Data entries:
↓↓↓
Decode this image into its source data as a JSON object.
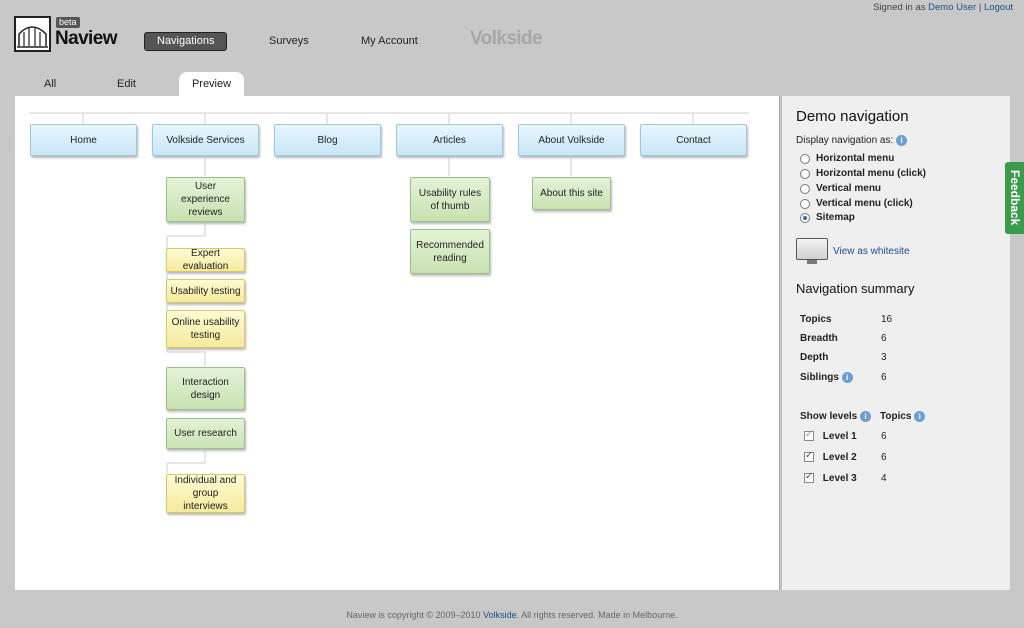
{
  "topbar": {
    "signed_in_prefix": "Signed in as",
    "user_name": "Demo User",
    "separator": "|",
    "logout": "Logout"
  },
  "logo": {
    "badge": "beta",
    "name": "Naview"
  },
  "mainnav": {
    "items": [
      "Navigations",
      "Surveys",
      "My Account"
    ],
    "active": "Navigations"
  },
  "brand": "Volkside",
  "tabs": [
    "All",
    "Edit",
    "Preview"
  ],
  "active_tab": "Preview",
  "sitemap": {
    "level1": [
      "Home",
      "Volkside Services",
      "Blog",
      "Articles",
      "About Volkside",
      "Contact"
    ],
    "services": {
      "ux_reviews": "User experience reviews",
      "expert_eval": "Expert evaluation",
      "usability_testing": "Usability testing",
      "online_testing": "Online usability testing",
      "interaction_design": "Interaction design",
      "user_research": "User research",
      "interviews": "Individual and group interviews"
    },
    "articles": {
      "rules": "Usability rules of thumb",
      "reading": "Recommended reading"
    },
    "about": {
      "site": "About this site"
    }
  },
  "side": {
    "title": "Demo navigation",
    "display_label": "Display navigation as:",
    "options": [
      "Horizontal menu",
      "Horizontal menu (click)",
      "Vertical menu",
      "Vertical menu (click)",
      "Sitemap"
    ],
    "selected_option": "Sitemap",
    "view_whitesite": "View as whitesite",
    "summary_title": "Navigation summary",
    "stats": [
      {
        "label": "Topics",
        "value": "16"
      },
      {
        "label": "Breadth",
        "value": "6"
      },
      {
        "label": "Depth",
        "value": "3"
      },
      {
        "label": "Siblings",
        "value": "6"
      }
    ],
    "levels_header": "Show levels",
    "topics_header": "Topics",
    "levels": [
      {
        "label": "Level 1",
        "count": "6"
      },
      {
        "label": "Level 2",
        "count": "6"
      },
      {
        "label": "Level 3",
        "count": "4"
      }
    ]
  },
  "feedback": "Feedback",
  "footer": {
    "text": "Naview is copyright © 2009–2010",
    "link": "Volkside",
    "rest": ". All rights reserved. Made in Melbourne."
  },
  "colors": {
    "level1": "#d4eefa",
    "level2": "#d6ebc4",
    "level3": "#fbf3b8",
    "feedback": "#3c9a4c",
    "active_nav": "#555555"
  }
}
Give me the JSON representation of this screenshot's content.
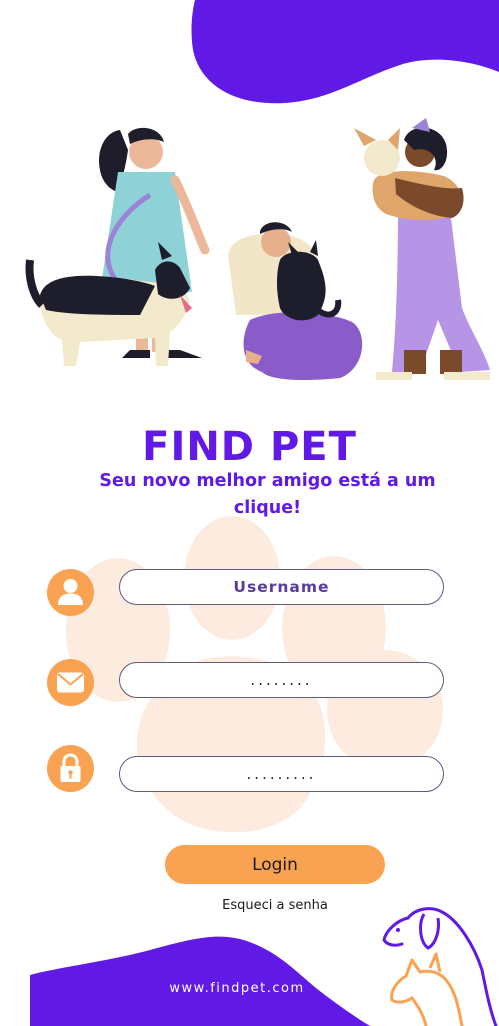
↑↑↑
#### [To do]
Each line above is to be copied verbatim. Drop any image from the copy.

#### [Result for this exercise]
Decode this image into its source data as a JSON object.
{
  "topbar": {
    "signed_in_prefix": "Signed in as",
    "user_name": "Demo User",
    "separator": "|",
    "logout": "Logout"
  },
  "logo": {
    "badge": "beta",
    "name": "Naview"
  },
  "mainnav": {
    "items": [
      "Navigations",
      "Surveys",
      "My Account"
    ],
    "active": "Navigations"
  },
  "brand": "Volkside",
  "tabs": [
    "All",
    "Edit",
    "Preview"
  ],
  "active_tab": "Preview",
  "sitemap": {
    "level1": [
      "Home",
      "Volkside Services",
      "Blog",
      "Articles",
      "About Volkside",
      "Contact"
    ],
    "services": {
      "ux_reviews": "User experience reviews",
      "expert_eval": "Expert evaluation",
      "usability_testing": "Usability testing",
      "online_testing": "Online usability testing",
      "interaction_design": "Interaction design",
      "user_research": "User research",
      "interviews": "Individual and group interviews"
    },
    "articles": {
      "rules": "Usability rules of thumb",
      "reading": "Recommended reading"
    },
    "about": {
      "site": "About this site"
    }
  },
  "side": {
    "title": "Demo navigation",
    "display_label": "Display navigation as:",
    "options": [
      "Horizontal menu",
      "Horizontal menu (click)",
      "Vertical menu",
      "Vertical menu (click)",
      "Sitemap"
    ],
    "selected_option": "Sitemap",
    "view_whitesite": "View as whitesite",
    "summary_title": "Navigation summary",
    "stats": [
      {
        "label": "Topics",
        "value": "16"
      },
      {
        "label": "Breadth",
        "value": "6"
      },
      {
        "label": "Depth",
        "value": "3"
      },
      {
        "label": "Siblings",
        "value": "6"
      }
    ],
    "levels_header": "Show levels",
    "topics_header": "Topics",
    "levels": [
      {
        "label": "Level 1",
        "count": "6"
      },
      {
        "label": "Level 2",
        "count": "6"
      },
      {
        "label": "Level 3",
        "count": "4"
      }
    ]
  },
  "feedback": "Feedback",
  "footer": {
    "text": "Naview is copyright © 2009–2010",
    "link": "Volkside",
    "rest": ". All rights reserved. Made in Melbourne."
  },
  "colors": {
    "level1": "#d4eefa",
    "level2": "#d6ebc4",
    "level3": "#fbf3b8",
    "feedback": "#3c9a4c",
    "active_nav": "#555555"
  }
}
Give me the JSON representation of this screenshot's content.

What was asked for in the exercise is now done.